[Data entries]
——

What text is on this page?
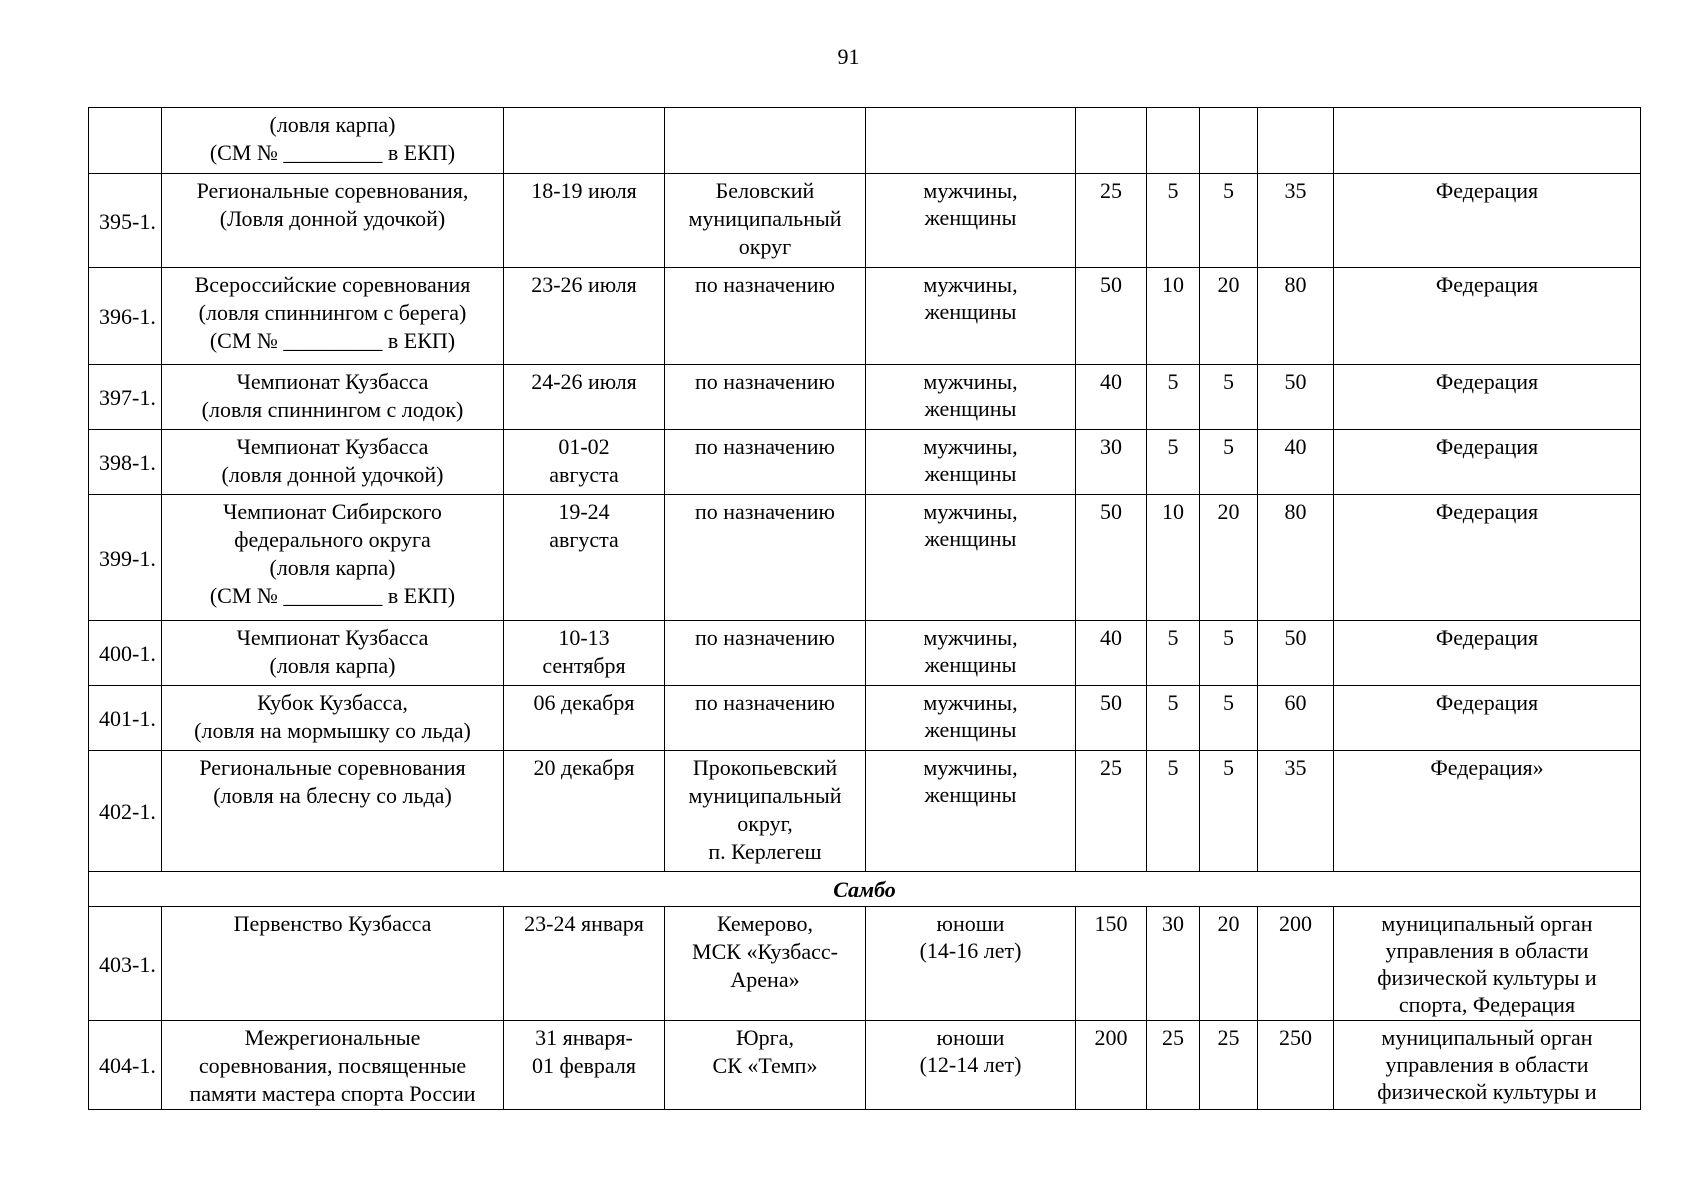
91

	(ловля карпа)
(СМ № _________ в ЕКП)								

395-1.	Региональные соревнования,
(Ловля донной удочкой)	18-19 июля	Беловский
муниципальный
округ	мужчины,
женщины	25	5	5	35	Федерация

396-1.	Всероссийские соревнования
(ловля спиннингом с берега)
(СМ № _________ в ЕКП)	23-26 июля	по назначению	мужчины,
женщины	50	10	20	80	Федерация

397-1.	Чемпионат Кузбасса
(ловля спиннингом с лодок)	24-26 июля	по назначению	мужчины,
женщины	40	5	5	50	Федерация

398-1.	Чемпионат Кузбасса
(ловля донной удочкой)	01-02
августа	по назначению	мужчины,
женщины	30	5	5	40	Федерация

399-1.	Чемпионат Сибирского
федерального округа
(ловля карпа)
(СМ № _________ в ЕКП)	19-24
августа	по назначению	мужчины,
женщины	50	10	20	80	Федерация

400-1.	Чемпионат Кузбасса
(ловля карпа)	10-13
сентября	по назначению	мужчины,
женщины	40	5	5	50	Федерация

401-1.	Кубок Кузбасса,
(ловля на мормышку со льда)	06 декабря	по назначению	мужчины,
женщины	50	5	5	60	Федерация

402-1.	Региональные соревнования
(ловля на блесну со льда)	20 декабря	Прокопьевский
муниципальный
округ,
п. Керлегеш	мужчины,
женщины	25	5	5	35	Федерация»

Самбо									
403-1.	Первенство Кузбасса	23-24 января	Кемерово,
МСК «Кузбасс-
Арена»	юноши
(14-16 лет)	150	30	20	200	муниципальный орган
управления в области
физической культуры и
спорта, Федерация

404-1.	Межрегиональные
соревнования, посвященные
памяти мастера спорта России	31 января-
01 февраля	Юрга,
СК «Темп»	юноши
(12-14 лет)	200	25	25	250	муниципальный орган
управления в области
физической культуры и
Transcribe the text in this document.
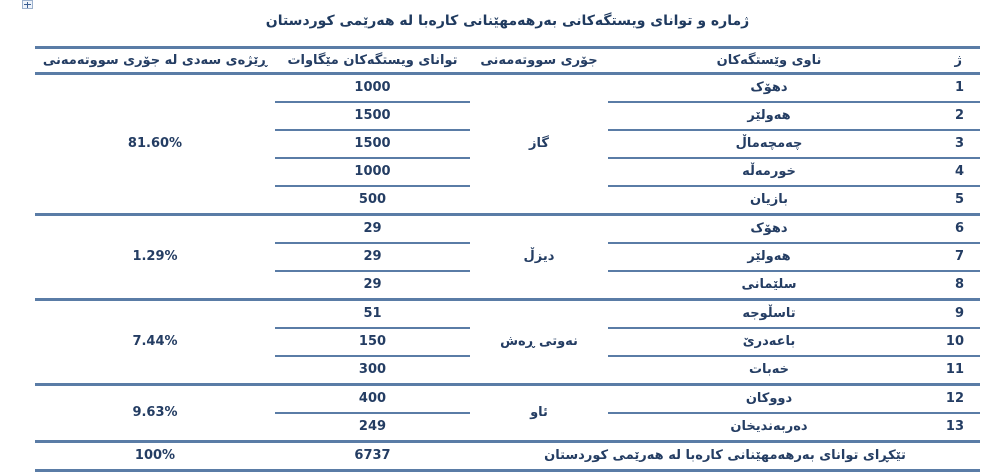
ژمارە و توانای ویستگەکانی بەرهەمهێنانی کارەبا لە هەرێمی کوردستان
ژ	ناوی وێستگەکان	جۆری سووتەمەنی	توانای ویستگەکان مێگاوات	ڕێژەی سەدی لە جۆری سووتەمەنی
1	دهۆک	گاز	1000	81.60%
2	هەولێر		1500	
3	چەمچەماڵ		1500	
4	خورمەڵە		1000	
5	بازیان		500	
6	دهۆک	دیزڵ	29	1.29%
7	هەولێر		29	
8	سلێمانی		29	
9	تاسڵوجە	نەوتی ڕەش	51	7.44%
10	باعەدرێ		150	
11	خەبات		300	
12	دووکان	ئاو	400	9.63%
13	دەربەندیخان		249	
تێکڕای توانای بەرهەمهێنانی کارەبا لە هەرێمی کوردستان			6737	100%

——

§ **Written task**: Copy in full each line that holds the word "спиннингом".

§ **Reply to the task**:
(ловля спиннингом с берега)
(ловля спиннингом с лодок)	24-26 июля	по назначению	мужчины,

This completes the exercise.